Out of the lines below, please list those that hold the string "Campomanes".

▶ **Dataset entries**
★ ★ ★

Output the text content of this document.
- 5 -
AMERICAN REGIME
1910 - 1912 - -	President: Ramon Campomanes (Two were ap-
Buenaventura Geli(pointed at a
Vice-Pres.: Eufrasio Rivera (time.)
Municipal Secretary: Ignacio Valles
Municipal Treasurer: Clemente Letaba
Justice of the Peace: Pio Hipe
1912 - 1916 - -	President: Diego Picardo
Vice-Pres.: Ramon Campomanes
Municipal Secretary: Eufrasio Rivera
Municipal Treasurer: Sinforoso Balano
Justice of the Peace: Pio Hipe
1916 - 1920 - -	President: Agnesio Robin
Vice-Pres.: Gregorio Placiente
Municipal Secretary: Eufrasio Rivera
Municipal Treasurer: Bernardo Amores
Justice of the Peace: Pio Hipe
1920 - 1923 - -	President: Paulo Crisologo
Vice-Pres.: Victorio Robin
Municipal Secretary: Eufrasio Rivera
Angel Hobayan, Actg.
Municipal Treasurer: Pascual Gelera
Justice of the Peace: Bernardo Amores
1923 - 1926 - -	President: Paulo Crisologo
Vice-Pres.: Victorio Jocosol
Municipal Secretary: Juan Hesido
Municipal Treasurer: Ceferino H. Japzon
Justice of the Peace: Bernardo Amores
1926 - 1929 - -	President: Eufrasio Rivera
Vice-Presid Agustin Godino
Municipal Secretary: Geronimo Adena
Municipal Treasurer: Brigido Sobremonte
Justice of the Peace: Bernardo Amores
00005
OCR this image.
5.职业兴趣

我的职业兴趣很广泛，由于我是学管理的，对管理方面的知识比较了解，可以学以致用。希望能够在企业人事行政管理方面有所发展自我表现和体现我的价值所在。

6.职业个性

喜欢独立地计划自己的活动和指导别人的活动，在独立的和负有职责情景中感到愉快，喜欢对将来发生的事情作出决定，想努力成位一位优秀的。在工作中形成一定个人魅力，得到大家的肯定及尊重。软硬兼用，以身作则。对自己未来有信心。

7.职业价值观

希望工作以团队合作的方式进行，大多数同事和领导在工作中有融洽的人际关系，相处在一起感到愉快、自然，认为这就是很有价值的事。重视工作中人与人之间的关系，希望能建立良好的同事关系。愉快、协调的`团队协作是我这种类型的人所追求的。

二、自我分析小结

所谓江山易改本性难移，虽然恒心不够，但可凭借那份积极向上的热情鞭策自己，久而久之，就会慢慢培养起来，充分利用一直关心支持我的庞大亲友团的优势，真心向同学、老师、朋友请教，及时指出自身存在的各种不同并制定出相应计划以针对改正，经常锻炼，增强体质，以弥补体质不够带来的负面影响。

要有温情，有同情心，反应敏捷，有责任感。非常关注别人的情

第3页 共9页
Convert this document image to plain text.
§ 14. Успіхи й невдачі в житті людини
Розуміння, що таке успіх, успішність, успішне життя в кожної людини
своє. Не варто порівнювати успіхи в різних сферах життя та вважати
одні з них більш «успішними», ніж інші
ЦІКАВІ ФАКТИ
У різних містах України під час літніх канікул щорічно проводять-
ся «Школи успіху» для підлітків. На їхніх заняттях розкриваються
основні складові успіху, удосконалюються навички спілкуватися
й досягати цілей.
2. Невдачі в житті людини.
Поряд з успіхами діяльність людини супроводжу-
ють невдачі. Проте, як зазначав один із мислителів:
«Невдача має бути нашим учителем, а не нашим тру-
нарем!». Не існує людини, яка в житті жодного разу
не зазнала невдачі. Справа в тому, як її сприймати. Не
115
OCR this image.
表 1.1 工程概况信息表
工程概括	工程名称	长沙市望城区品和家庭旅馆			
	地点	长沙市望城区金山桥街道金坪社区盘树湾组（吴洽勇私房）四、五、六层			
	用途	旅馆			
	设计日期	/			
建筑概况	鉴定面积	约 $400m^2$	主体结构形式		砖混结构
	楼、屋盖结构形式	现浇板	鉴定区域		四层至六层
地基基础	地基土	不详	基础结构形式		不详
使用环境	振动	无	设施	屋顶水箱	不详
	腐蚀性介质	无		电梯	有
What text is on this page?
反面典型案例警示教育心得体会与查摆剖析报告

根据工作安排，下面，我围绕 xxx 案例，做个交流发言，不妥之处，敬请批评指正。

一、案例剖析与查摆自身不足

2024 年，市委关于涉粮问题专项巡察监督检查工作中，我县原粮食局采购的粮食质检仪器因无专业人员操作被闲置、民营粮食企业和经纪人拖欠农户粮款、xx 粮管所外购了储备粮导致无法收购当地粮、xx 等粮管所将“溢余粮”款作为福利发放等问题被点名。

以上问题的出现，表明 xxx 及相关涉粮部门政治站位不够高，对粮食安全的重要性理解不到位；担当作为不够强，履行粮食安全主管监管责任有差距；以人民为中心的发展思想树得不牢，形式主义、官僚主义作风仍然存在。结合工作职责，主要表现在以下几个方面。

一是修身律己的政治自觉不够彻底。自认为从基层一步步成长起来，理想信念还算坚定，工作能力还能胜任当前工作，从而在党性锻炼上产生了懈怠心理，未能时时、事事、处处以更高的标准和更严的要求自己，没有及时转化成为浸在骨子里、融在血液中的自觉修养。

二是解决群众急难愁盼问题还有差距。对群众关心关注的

★ ★ ★

▶ **Exercise answer**
1910 - 1912 - -	President: Ramon Campomanes (Two were ap-
Vice-Pres.: Ramon Campomanes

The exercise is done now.